§ The request
Find the lines holding the word "визуализация" and collect them.

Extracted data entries
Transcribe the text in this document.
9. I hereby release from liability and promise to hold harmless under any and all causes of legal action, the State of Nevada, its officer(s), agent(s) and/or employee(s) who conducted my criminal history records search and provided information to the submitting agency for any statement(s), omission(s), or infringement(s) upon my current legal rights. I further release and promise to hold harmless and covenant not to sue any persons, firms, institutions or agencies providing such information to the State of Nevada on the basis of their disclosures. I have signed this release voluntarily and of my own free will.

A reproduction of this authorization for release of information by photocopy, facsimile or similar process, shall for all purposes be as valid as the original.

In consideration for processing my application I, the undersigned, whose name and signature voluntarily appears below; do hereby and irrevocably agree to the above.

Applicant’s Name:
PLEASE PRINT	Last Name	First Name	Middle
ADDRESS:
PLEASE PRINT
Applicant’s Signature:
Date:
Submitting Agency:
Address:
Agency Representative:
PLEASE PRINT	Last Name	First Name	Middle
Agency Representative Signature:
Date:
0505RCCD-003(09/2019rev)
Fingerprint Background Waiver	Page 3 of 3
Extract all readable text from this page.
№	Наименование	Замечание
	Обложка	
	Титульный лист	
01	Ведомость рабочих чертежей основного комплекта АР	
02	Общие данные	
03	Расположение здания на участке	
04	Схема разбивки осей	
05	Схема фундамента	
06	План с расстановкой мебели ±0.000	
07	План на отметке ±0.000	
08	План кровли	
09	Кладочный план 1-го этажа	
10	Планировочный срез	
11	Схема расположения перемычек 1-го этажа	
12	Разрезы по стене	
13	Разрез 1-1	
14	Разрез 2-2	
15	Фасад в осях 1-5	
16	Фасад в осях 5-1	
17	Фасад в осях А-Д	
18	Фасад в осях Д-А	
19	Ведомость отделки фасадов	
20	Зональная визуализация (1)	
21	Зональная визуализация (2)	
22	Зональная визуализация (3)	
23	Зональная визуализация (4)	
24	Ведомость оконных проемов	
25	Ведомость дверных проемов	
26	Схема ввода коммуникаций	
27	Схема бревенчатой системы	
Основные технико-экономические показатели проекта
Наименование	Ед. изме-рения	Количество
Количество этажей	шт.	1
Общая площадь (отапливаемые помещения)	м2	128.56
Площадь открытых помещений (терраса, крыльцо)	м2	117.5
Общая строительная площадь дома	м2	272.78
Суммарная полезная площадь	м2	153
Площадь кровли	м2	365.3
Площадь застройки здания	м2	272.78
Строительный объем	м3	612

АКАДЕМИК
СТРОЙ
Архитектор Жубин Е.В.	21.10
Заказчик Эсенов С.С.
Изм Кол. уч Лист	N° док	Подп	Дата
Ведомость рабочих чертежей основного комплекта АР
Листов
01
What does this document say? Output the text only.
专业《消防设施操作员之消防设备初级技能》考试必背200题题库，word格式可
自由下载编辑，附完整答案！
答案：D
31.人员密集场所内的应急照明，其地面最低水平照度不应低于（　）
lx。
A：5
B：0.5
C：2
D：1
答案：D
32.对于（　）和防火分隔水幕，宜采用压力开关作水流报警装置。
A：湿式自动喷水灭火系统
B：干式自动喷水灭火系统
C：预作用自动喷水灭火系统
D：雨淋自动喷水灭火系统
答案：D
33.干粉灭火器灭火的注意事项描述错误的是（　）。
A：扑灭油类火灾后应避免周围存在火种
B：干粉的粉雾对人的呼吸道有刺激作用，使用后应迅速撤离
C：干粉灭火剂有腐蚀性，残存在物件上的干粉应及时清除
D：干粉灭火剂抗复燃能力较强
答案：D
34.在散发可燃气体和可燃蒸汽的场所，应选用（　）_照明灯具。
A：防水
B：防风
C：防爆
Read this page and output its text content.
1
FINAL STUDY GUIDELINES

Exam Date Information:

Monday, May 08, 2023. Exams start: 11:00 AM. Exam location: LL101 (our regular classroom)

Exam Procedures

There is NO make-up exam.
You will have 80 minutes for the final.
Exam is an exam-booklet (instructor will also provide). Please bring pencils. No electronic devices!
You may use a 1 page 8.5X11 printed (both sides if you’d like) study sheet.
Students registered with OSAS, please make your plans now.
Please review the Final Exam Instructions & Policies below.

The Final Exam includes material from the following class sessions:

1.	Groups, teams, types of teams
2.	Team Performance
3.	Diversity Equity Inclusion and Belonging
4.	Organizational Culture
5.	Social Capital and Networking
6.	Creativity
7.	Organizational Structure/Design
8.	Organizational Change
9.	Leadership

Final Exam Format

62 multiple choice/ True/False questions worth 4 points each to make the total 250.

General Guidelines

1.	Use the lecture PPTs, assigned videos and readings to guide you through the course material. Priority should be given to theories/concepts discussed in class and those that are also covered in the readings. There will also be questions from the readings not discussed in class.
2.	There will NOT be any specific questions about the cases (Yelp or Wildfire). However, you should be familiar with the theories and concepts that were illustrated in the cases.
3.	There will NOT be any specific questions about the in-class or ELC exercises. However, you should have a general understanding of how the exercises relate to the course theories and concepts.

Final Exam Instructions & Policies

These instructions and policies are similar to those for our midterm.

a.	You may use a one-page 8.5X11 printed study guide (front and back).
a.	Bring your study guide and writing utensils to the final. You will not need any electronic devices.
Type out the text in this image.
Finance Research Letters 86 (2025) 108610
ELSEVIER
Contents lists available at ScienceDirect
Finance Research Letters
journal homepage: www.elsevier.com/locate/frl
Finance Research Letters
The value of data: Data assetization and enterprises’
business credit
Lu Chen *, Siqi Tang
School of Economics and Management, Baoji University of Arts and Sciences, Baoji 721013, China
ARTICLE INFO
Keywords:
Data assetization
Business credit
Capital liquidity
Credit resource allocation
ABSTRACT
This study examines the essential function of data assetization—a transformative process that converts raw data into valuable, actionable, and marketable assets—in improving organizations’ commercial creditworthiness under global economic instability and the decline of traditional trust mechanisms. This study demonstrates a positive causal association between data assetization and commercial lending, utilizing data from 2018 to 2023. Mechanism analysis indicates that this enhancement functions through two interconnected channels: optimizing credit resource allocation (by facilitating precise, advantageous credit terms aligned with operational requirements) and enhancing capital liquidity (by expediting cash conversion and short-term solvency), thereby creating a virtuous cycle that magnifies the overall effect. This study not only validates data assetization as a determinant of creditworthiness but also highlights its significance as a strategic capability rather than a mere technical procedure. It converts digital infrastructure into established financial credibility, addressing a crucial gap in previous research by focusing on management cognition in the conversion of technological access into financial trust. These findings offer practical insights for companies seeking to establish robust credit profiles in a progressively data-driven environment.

§ The reply
20	Зональная визуализация (1)	
21	Зональная визуализация (2)	
22	Зональная визуализация (3)	
23	Зональная визуализация (4)	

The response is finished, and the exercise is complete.